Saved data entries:
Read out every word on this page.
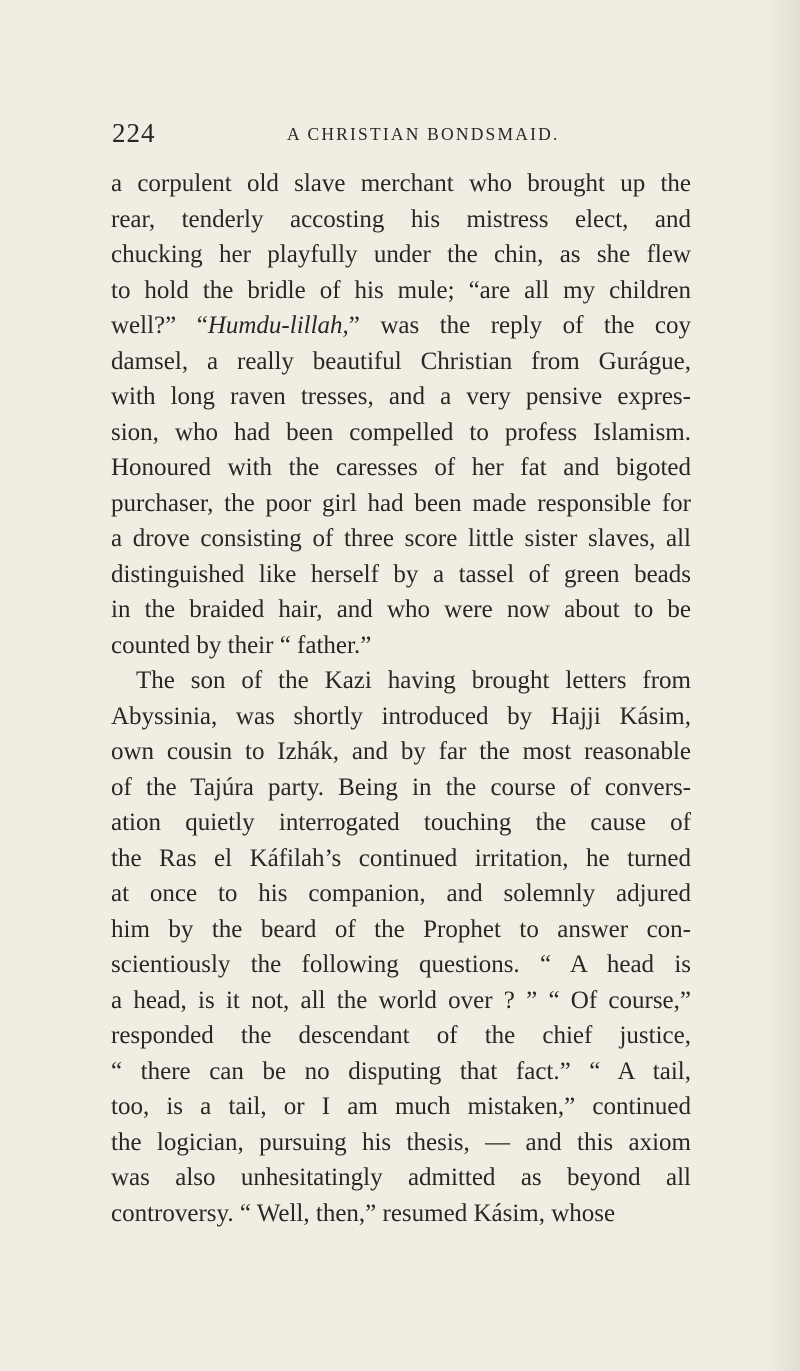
224	A CHRISTIAN BONDSMAID.
a corpulent old slave merchant who brought up the
rear, tenderly accosting his mistress elect, and
chucking her playfully under the chin, as she flew
to hold the bridle of his mule; “are all my children
well?” “Humdu-lillah,” was the reply of the coy
damsel, a really beautiful Christian from Gurágue,
with long raven tresses, and a very pensive expres-
sion, who had been compelled to profess Islamism.
Honoured with the caresses of her fat and bigoted
purchaser, the poor girl had been made responsible for
a drove consisting of three score little sister slaves, all
distinguished like herself by a tassel of green beads
in the braided hair, and who were now about to be
counted by their “ father.”
The son of the Kazi having brought letters from
Abyssinia, was shortly introduced by Hajji Kásim,
own cousin to Izhák, and by far the most reasonable
of the Tajúra party. Being in the course of convers-
ation quietly interrogated touching the cause of
the Ras el Káfilah’s continued irritation, he turned
at once to his companion, and solemnly adjured
him by the beard of the Prophet to answer con-
scientiously the following questions. “ A head is
a head, is it not, all the world over ? ” “ Of course,”
responded the descendant of the chief justice,
“ there can be no disputing that fact.” “ A tail,
too, is a tail, or I am much mistaken,” continued
the logician, pursuing his thesis, — and this axiom
was also unhesitatingly admitted as beyond all
controversy. “ Well, then,” resumed Kásim, whose
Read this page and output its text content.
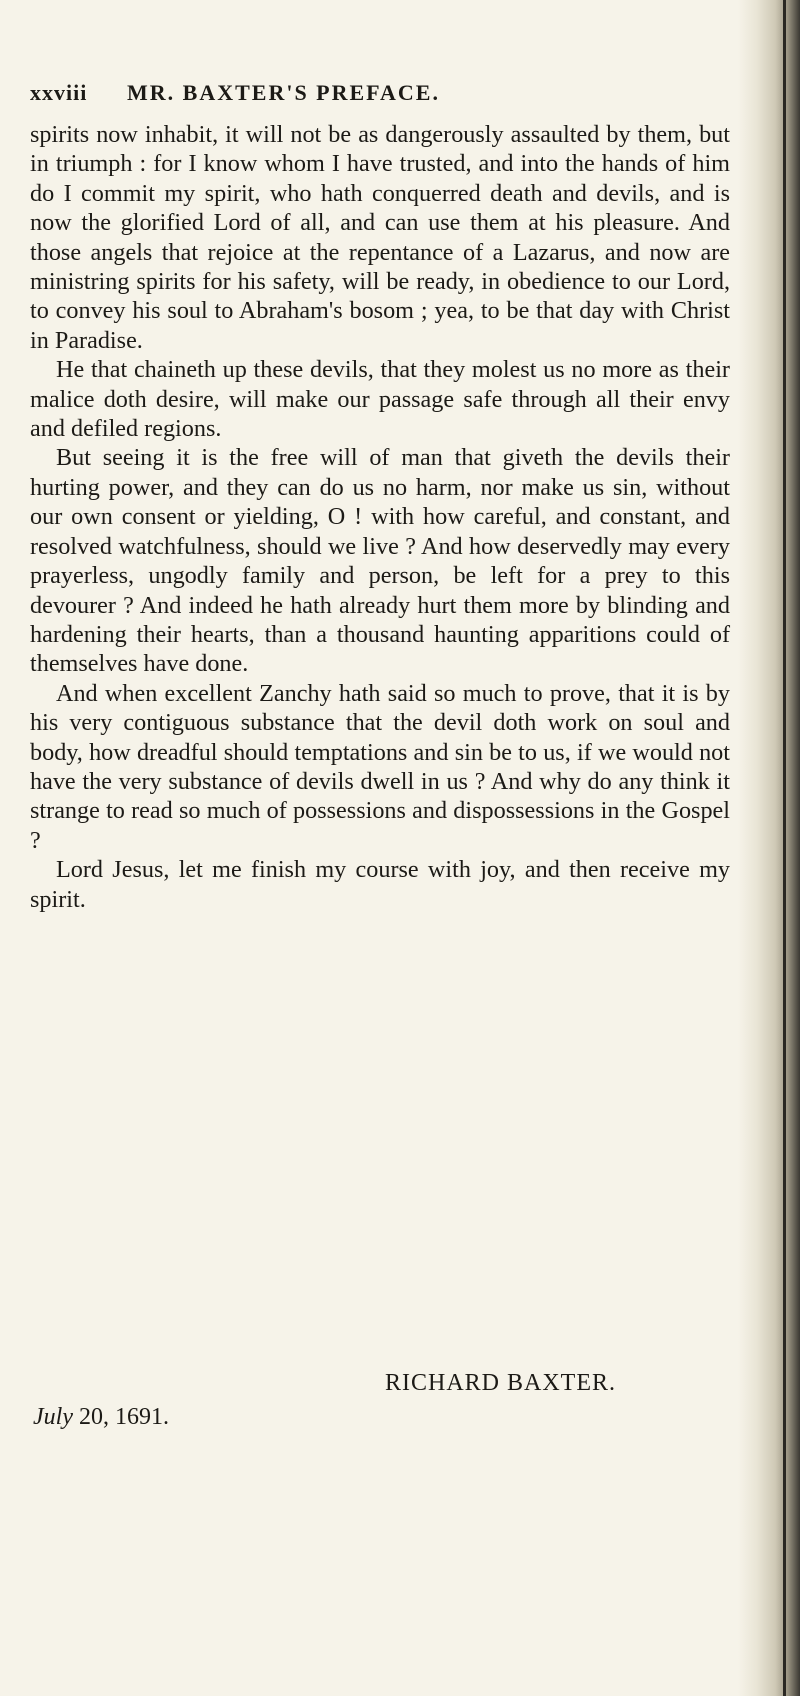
xxviii MR. BAXTER'S PREFACE.

spirits now inhabit, it will not be as dangerously assaulted by them, but in triumph : for I know whom I have trusted, and into the hands of him do I commit my spirit, who hath conquerred death and devils, and is now the glorified Lord of all, and can use them at his pleasure. And those angels that rejoice at the repentance of a Lazarus, and now are ministring spirits for his safety, will be ready, in obedience to our Lord, to convey his soul to Abraham's bosom ; yea, to be that day with Christ in Paradise.

He that chaineth up these devils, that they molest us no more as their malice doth desire, will make our passage safe through all their envy and defiled regions.

But seeing it is the free will of man that giveth the devils their hurting power, and they can do us no harm, nor make us sin, without our own consent or yielding, O ! with how careful, and constant, and resolved watchfulness, should we live ? And how deservedly may every prayerless, ungodly family and person, be left for a prey to this devourer ? And indeed he hath already hurt them more by blinding and hardening their hearts, than a thousand haunting apparitions could of themselves have done.

And when excellent Zanchy hath said so much to prove, that it is by his very contiguous substance that the devil doth work on soul and body, how dreadful should temptations and sin be to us, if we would not have the very substance of devils dwell in us ? And why do any think it strange to read so much of possessions and dispossessions in the Gospel ?

Lord Jesus, let me finish my course with joy, and then receive my spirit.

RICHARD BAXTER.
July 20, 1691.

▸ EXERCISE AIM
Without the pictures, retype the whole of the material above exactly.

▸ SOLVED EXERCISE
Read out every word on this page.
224	A CHRISTIAN BONDSMAID.
a corpulent old slave merchant who brought up the
rear, tenderly accosting his mistress elect, and
chucking her playfully under the chin, as she flew
to hold the bridle of his mule; “are all my children
well?” “Humdu-lillah,” was the reply of the coy
damsel, a really beautiful Christian from Gurágue,
with long raven tresses, and a very pensive expres-
sion, who had been compelled to profess Islamism.
Honoured with the caresses of her fat and bigoted
purchaser, the poor girl had been made responsible for
a drove consisting of three score little sister slaves, all
distinguished like herself by a tassel of green beads
in the braided hair, and who were now about to be
counted by their “ father.”
The son of the Kazi having brought letters from
Abyssinia, was shortly introduced by Hajji Kásim,
own cousin to Izhák, and by far the most reasonable
of the Tajúra party. Being in the course of convers-
ation quietly interrogated touching the cause of
the Ras el Káfilah’s continued irritation, he turned
at once to his companion, and solemnly adjured
him by the beard of the Prophet to answer con-
scientiously the following questions. “ A head is
a head, is it not, all the world over ? ” “ Of course,”
responded the descendant of the chief justice,
“ there can be no disputing that fact.” “ A tail,
too, is a tail, or I am much mistaken,” continued
the logician, pursuing his thesis, — and this axiom
was also unhesitatingly admitted as beyond all
controversy. “ Well, then,” resumed Kásim, whose
Read this page and output its text content.
xxviii MR. BAXTER'S PREFACE.

spirits now inhabit, it will not be as dangerously assaulted by them, but in triumph : for I know whom I have trusted, and into the hands of him do I commit my spirit, who hath conquerred death and devils, and is now the glorified Lord of all, and can use them at his pleasure. And those angels that rejoice at the repentance of a Lazarus, and now are ministring spirits for his safety, will be ready, in obedience to our Lord, to convey his soul to Abraham's bosom ; yea, to be that day with Christ in Paradise.

He that chaineth up these devils, that they molest us no more as their malice doth desire, will make our passage safe through all their envy and defiled regions.

But seeing it is the free will of man that giveth the devils their hurting power, and they can do us no harm, nor make us sin, without our own consent or yielding, O ! with how careful, and constant, and resolved watchfulness, should we live ? And how deservedly may every prayerless, ungodly family and person, be left for a prey to this devourer ? And indeed he hath already hurt them more by blinding and hardening their hearts, than a thousand haunting apparitions could of themselves have done.

And when excellent Zanchy hath said so much to prove, that it is by his very contiguous substance that the devil doth work on soul and body, how dreadful should temptations and sin be to us, if we would not have the very substance of devils dwell in us ? And why do any think it strange to read so much of possessions and dispossessions in the Gospel ?

Lord Jesus, let me finish my course with joy, and then receive my spirit.

RICHARD BAXTER.
July 20, 1691.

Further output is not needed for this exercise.